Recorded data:
________

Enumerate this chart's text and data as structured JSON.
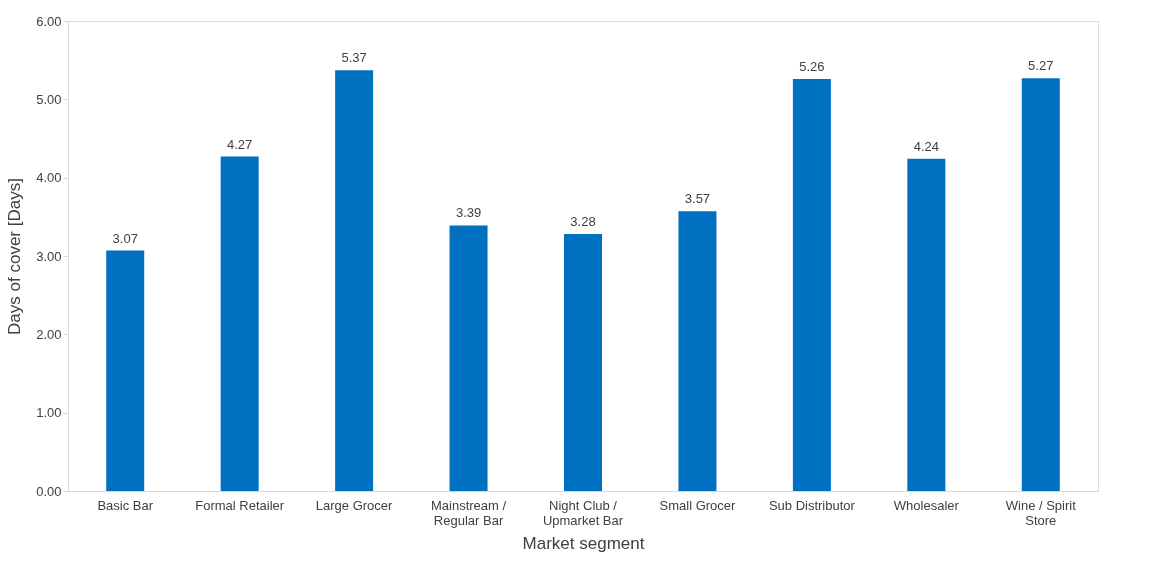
{
  "chart_data": {
    "type": "bar",
    "xlabel": "Market segment",
    "ylabel": "Days of cover [Days]",
    "categories": [
      "Basic Bar",
      "Formal Retailer",
      "Large Grocer",
      "Mainstream / Regular Bar",
      "Night Club / Upmarket Bar",
      "Small Grocer",
      "Sub Distributor",
      "Wholesaler",
      "Wine / Spirit Store"
    ],
    "values": [
      3.07,
      4.27,
      5.37,
      3.39,
      3.28,
      3.57,
      5.26,
      4.24,
      5.27
    ],
    "color": "#0070c0",
    "ylim": [
      0,
      6
    ],
    "yticks": [
      {
        "value": 0,
        "label": "0.00"
      },
      {
        "value": 1,
        "label": "1.00"
      },
      {
        "value": 2,
        "label": "2.00"
      },
      {
        "value": 3,
        "label": "3.00"
      },
      {
        "value": 4,
        "label": "4.00"
      },
      {
        "value": 5,
        "label": "5.00"
      },
      {
        "value": 6,
        "label": "6.00"
      }
    ],
    "data_labels": true,
    "grid": false
  }
}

________

YOUR INSTRUCTIONS |
Quote every line of the records above exactly; no picture is to be copied.

CORRECT RESPONSE |
Enumerate this chart's text and data as structured JSON.
{
  "chart_data": {
    "type": "bar",
    "xlabel": "Market segment",
    "ylabel": "Days of cover [Days]",
    "categories": [
      "Basic Bar",
      "Formal Retailer",
      "Large Grocer",
      "Mainstream / Regular Bar",
      "Night Club / Upmarket Bar",
      "Small Grocer",
      "Sub Distributor",
      "Wholesaler",
      "Wine / Spirit Store"
    ],
    "values": [
      3.07,
      4.27,
      5.37,
      3.39,
      3.28,
      3.57,
      5.26,
      4.24,
      5.27
    ],
    "color": "#0070c0",
    "ylim": [
      0,
      6
    ],
    "yticks": [
      {
        "value": 0,
        "label": "0.00"
      },
      {
        "value": 1,
        "label": "1.00"
      },
      {
        "value": 2,
        "label": "2.00"
      },
      {
        "value": 3,
        "label": "3.00"
      },
      {
        "value": 4,
        "label": "4.00"
      },
      {
        "value": 5,
        "label": "5.00"
      },
      {
        "value": 6,
        "label": "6.00"
      }
    ],
    "data_labels": true,
    "grid": false
  }
}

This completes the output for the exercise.